## WHAT TO PRODUCE
Scan the material that follows. Copy every line containing the word "text".

## DATA LINES
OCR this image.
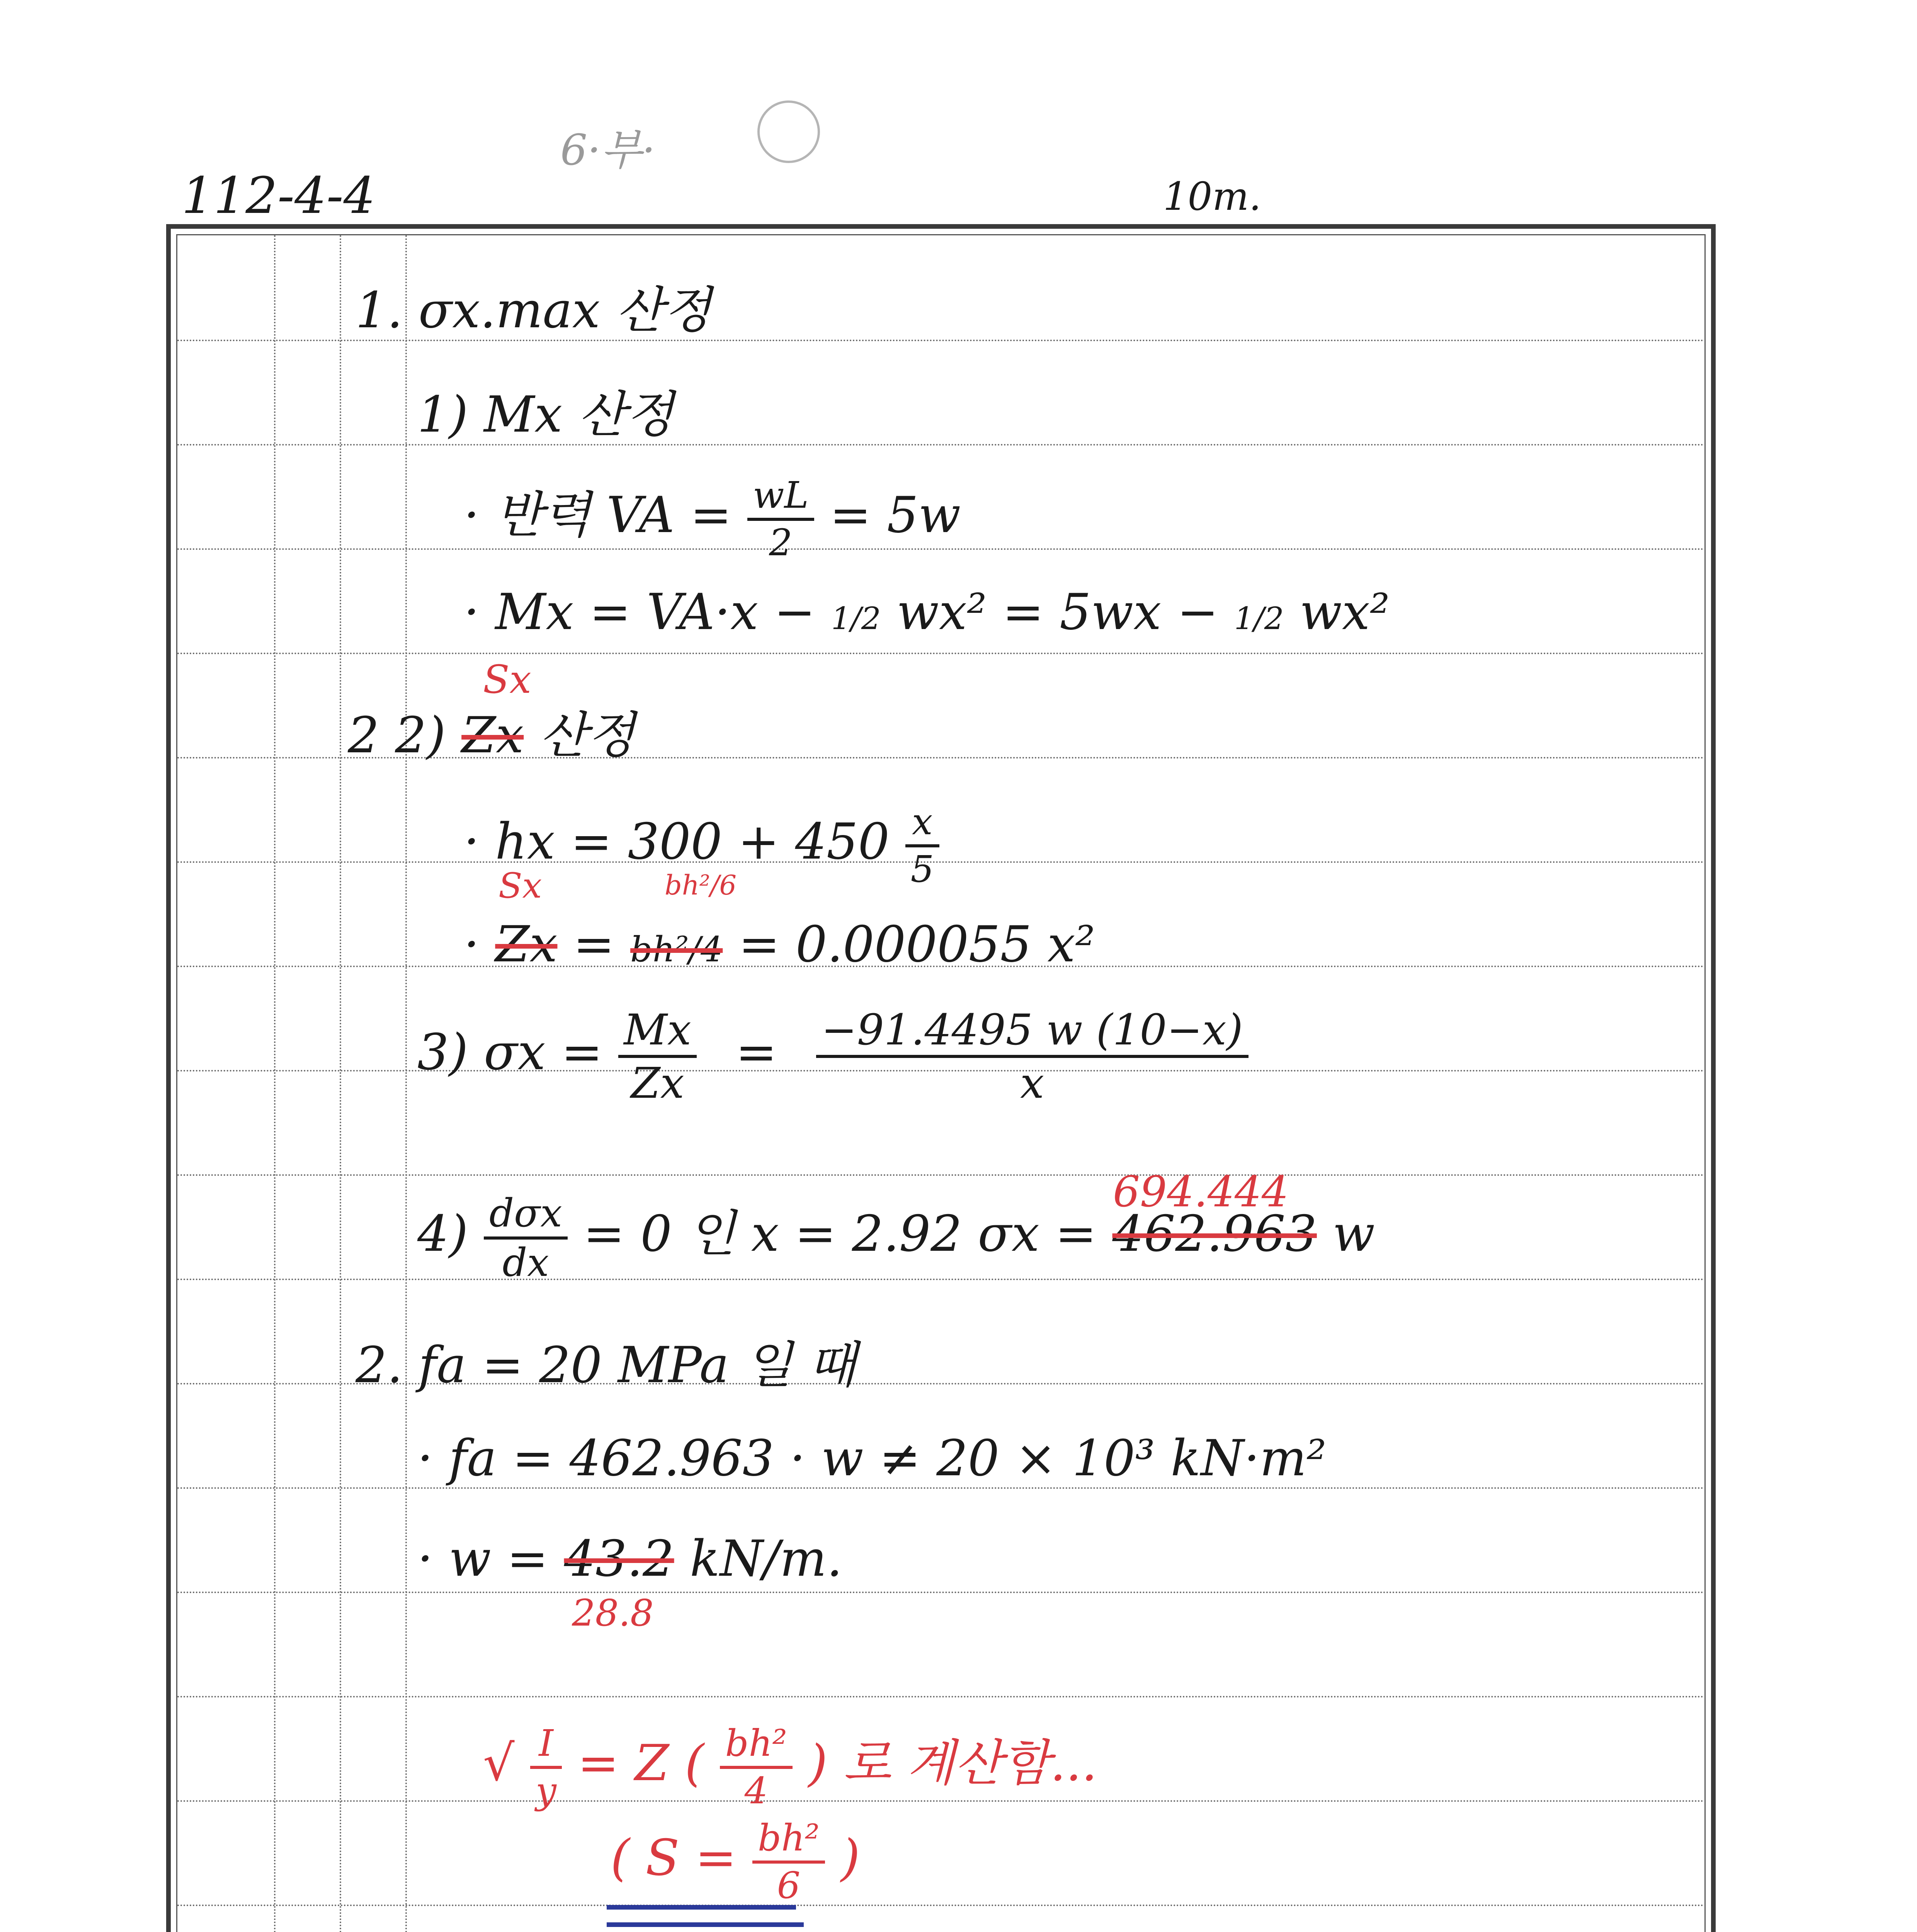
112-4-4
6·부·
10m.
1. σx.max 산정
1) Mx 산정
· 반력 VA = $\frac{wL}{2} = 5w$
· Mx = VA·x − 1/2 wx² = 5wx − 1/2 wx²
Sx
2 2) Zx 산정
· hx = $300 + 450 \frac{x}{5}$
Sx	bh²/6
· Zx = bh²/4 = 0.000055 x²
3) $\sigma x = \frac{Mx}{Zx} = \frac{-91.4495 w (10-x)}{x}$
694.444
$4) \frac{\text{dσx}}{dx} = 0$ 인 x = 2.92 σx = 462.963 w
2. fa = 20 MPa 일 때
· fa = 462.963 · w ≠ 20 × 10³ kN·m²
· w = 43.2 kN/m.
28.8
√ $\frac{I}{y} = Z$ ( $\frac{\text{bh²}}{4}$ ) 로 계산함...
( $S = \frac{\text{bh²}}{6}$ )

## RESPONSE
$4) \frac{\text{dσx}}{dx} = 0$ 인 x = 2.92 σx = 462.963 w
√ $\frac{I}{y} = Z$ ( $\frac{\text{bh²}}{4}$ ) 로 계산함...
( $S = \frac{\text{bh²}}{6}$ )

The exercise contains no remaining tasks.